# Start of RECORD EXCERPTS

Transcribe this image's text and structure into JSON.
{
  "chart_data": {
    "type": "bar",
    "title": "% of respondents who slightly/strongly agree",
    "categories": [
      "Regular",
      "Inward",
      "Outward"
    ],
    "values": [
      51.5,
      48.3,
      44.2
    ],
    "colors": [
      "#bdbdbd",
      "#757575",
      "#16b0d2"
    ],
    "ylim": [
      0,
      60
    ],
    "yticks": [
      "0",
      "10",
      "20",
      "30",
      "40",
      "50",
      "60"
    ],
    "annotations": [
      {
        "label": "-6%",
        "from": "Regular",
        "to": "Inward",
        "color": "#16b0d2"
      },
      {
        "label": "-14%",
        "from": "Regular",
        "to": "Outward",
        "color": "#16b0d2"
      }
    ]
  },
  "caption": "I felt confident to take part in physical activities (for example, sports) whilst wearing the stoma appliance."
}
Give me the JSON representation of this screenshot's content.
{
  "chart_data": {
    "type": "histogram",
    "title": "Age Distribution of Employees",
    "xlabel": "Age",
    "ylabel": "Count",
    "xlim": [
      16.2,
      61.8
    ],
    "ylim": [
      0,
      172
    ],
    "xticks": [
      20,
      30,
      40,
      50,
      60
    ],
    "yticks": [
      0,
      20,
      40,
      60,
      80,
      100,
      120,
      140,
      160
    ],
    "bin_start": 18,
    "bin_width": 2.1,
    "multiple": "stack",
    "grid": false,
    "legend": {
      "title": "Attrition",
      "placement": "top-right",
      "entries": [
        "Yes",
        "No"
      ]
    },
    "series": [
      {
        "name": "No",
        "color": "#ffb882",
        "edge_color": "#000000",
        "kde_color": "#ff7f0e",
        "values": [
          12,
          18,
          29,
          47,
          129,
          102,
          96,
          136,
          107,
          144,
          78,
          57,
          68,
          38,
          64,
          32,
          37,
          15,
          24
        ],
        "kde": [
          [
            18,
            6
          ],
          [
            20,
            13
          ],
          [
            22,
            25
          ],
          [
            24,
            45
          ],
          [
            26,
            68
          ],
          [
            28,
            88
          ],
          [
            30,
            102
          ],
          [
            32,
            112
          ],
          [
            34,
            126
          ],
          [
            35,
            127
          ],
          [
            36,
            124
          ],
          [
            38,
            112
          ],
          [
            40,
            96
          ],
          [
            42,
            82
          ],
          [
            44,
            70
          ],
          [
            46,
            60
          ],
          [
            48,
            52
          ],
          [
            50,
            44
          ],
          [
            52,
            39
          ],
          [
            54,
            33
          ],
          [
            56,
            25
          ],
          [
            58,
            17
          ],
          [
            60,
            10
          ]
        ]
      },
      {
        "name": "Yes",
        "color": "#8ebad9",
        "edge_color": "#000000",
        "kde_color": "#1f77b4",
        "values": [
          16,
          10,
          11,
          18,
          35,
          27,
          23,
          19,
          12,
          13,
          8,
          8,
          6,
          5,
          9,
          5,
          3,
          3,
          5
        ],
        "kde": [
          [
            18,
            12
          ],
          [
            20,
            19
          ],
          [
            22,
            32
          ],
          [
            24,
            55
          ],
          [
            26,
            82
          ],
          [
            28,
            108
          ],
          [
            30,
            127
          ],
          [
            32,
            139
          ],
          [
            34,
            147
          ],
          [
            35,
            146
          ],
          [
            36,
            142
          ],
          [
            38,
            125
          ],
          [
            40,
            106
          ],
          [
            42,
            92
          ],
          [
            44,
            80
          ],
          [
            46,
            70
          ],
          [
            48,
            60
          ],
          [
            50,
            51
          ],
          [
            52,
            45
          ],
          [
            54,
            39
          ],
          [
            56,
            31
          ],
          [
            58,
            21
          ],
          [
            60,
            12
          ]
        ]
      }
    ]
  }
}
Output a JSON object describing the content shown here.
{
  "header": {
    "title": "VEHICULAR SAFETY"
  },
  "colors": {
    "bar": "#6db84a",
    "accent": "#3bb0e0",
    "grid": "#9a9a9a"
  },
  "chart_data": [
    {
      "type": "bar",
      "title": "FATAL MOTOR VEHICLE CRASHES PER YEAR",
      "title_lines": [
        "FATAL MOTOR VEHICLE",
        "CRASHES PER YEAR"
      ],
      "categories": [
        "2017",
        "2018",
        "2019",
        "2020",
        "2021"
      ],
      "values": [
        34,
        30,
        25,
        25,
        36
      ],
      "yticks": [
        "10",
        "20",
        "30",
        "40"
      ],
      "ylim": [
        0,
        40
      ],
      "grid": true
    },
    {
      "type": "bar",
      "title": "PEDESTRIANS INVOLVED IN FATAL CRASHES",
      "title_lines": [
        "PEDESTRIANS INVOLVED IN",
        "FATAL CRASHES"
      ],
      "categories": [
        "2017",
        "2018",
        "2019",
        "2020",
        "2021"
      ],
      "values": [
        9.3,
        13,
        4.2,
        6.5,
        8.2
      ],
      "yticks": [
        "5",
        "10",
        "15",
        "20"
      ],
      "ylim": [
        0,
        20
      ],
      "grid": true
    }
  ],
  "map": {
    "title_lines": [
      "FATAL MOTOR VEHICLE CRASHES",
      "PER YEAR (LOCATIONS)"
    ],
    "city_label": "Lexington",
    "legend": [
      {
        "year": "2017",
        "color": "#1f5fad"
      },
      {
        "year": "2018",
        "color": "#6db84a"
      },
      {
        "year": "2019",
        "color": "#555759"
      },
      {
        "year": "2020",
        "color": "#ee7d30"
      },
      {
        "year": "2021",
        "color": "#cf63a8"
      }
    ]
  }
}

# End of RECORD EXCERPTS

WHAT IS ASKED: Every record above should be output exactly.

SOLUTION:
Transcribe this image's text and structure into JSON.
{
  "chart_data": {
    "type": "bar",
    "title": "% of respondents who slightly/strongly agree",
    "categories": [
      "Regular",
      "Inward",
      "Outward"
    ],
    "values": [
      51.5,
      48.3,
      44.2
    ],
    "colors": [
      "#bdbdbd",
      "#757575",
      "#16b0d2"
    ],
    "ylim": [
      0,
      60
    ],
    "yticks": [
      "0",
      "10",
      "20",
      "30",
      "40",
      "50",
      "60"
    ],
    "annotations": [
      {
        "label": "-6%",
        "from": "Regular",
        "to": "Inward",
        "color": "#16b0d2"
      },
      {
        "label": "-14%",
        "from": "Regular",
        "to": "Outward",
        "color": "#16b0d2"
      }
    ]
  },
  "caption": "I felt confident to take part in physical activities (for example, sports) whilst wearing the stoma appliance."
}
Give me the JSON representation of this screenshot's content.
{
  "chart_data": {
    "type": "histogram",
    "title": "Age Distribution of Employees",
    "xlabel": "Age",
    "ylabel": "Count",
    "xlim": [
      16.2,
      61.8
    ],
    "ylim": [
      0,
      172
    ],
    "xticks": [
      20,
      30,
      40,
      50,
      60
    ],
    "yticks": [
      0,
      20,
      40,
      60,
      80,
      100,
      120,
      140,
      160
    ],
    "bin_start": 18,
    "bin_width": 2.1,
    "multiple": "stack",
    "grid": false,
    "legend": {
      "title": "Attrition",
      "placement": "top-right",
      "entries": [
        "Yes",
        "No"
      ]
    },
    "series": [
      {
        "name": "No",
        "color": "#ffb882",
        "edge_color": "#000000",
        "kde_color": "#ff7f0e",
        "values": [
          12,
          18,
          29,
          47,
          129,
          102,
          96,
          136,
          107,
          144,
          78,
          57,
          68,
          38,
          64,
          32,
          37,
          15,
          24
        ],
        "kde": [
          [
            18,
            6
          ],
          [
            20,
            13
          ],
          [
            22,
            25
          ],
          [
            24,
            45
          ],
          [
            26,
            68
          ],
          [
            28,
            88
          ],
          [
            30,
            102
          ],
          [
            32,
            112
          ],
          [
            34,
            126
          ],
          [
            35,
            127
          ],
          [
            36,
            124
          ],
          [
            38,
            112
          ],
          [
            40,
            96
          ],
          [
            42,
            82
          ],
          [
            44,
            70
          ],
          [
            46,
            60
          ],
          [
            48,
            52
          ],
          [
            50,
            44
          ],
          [
            52,
            39
          ],
          [
            54,
            33
          ],
          [
            56,
            25
          ],
          [
            58,
            17
          ],
          [
            60,
            10
          ]
        ]
      },
      {
        "name": "Yes",
        "color": "#8ebad9",
        "edge_color": "#000000",
        "kde_color": "#1f77b4",
        "values": [
          16,
          10,
          11,
          18,
          35,
          27,
          23,
          19,
          12,
          13,
          8,
          8,
          6,
          5,
          9,
          5,
          3,
          3,
          5
        ],
        "kde": [
          [
            18,
            12
          ],
          [
            20,
            19
          ],
          [
            22,
            32
          ],
          [
            24,
            55
          ],
          [
            26,
            82
          ],
          [
            28,
            108
          ],
          [
            30,
            127
          ],
          [
            32,
            139
          ],
          [
            34,
            147
          ],
          [
            35,
            146
          ],
          [
            36,
            142
          ],
          [
            38,
            125
          ],
          [
            40,
            106
          ],
          [
            42,
            92
          ],
          [
            44,
            80
          ],
          [
            46,
            70
          ],
          [
            48,
            60
          ],
          [
            50,
            51
          ],
          [
            52,
            45
          ],
          [
            54,
            39
          ],
          [
            56,
            31
          ],
          [
            58,
            21
          ],
          [
            60,
            12
          ]
        ]
      }
    ]
  }
}
Output a JSON object describing the content shown here.
{
  "header": {
    "title": "VEHICULAR SAFETY"
  },
  "colors": {
    "bar": "#6db84a",
    "accent": "#3bb0e0",
    "grid": "#9a9a9a"
  },
  "chart_data": [
    {
      "type": "bar",
      "title": "FATAL MOTOR VEHICLE CRASHES PER YEAR",
      "title_lines": [
        "FATAL MOTOR VEHICLE",
        "CRASHES PER YEAR"
      ],
      "categories": [
        "2017",
        "2018",
        "2019",
        "2020",
        "2021"
      ],
      "values": [
        34,
        30,
        25,
        25,
        36
      ],
      "yticks": [
        "10",
        "20",
        "30",
        "40"
      ],
      "ylim": [
        0,
        40
      ],
      "grid": true
    },
    {
      "type": "bar",
      "title": "PEDESTRIANS INVOLVED IN FATAL CRASHES",
      "title_lines": [
        "PEDESTRIANS INVOLVED IN",
        "FATAL CRASHES"
      ],
      "categories": [
        "2017",
        "2018",
        "2019",
        "2020",
        "2021"
      ],
      "values": [
        9.3,
        13,
        4.2,
        6.5,
        8.2
      ],
      "yticks": [
        "5",
        "10",
        "15",
        "20"
      ],
      "ylim": [
        0,
        20
      ],
      "grid": true
    }
  ],
  "map": {
    "title_lines": [
      "FATAL MOTOR VEHICLE CRASHES",
      "PER YEAR (LOCATIONS)"
    ],
    "city_label": "Lexington",
    "legend": [
      {
        "year": "2017",
        "color": "#1f5fad"
      },
      {
        "year": "2018",
        "color": "#6db84a"
      },
      {
        "year": "2019",
        "color": "#555759"
      },
      {
        "year": "2020",
        "color": "#ee7d30"
      },
      {
        "year": "2021",
        "color": "#cf63a8"
      }
    ]
  }
}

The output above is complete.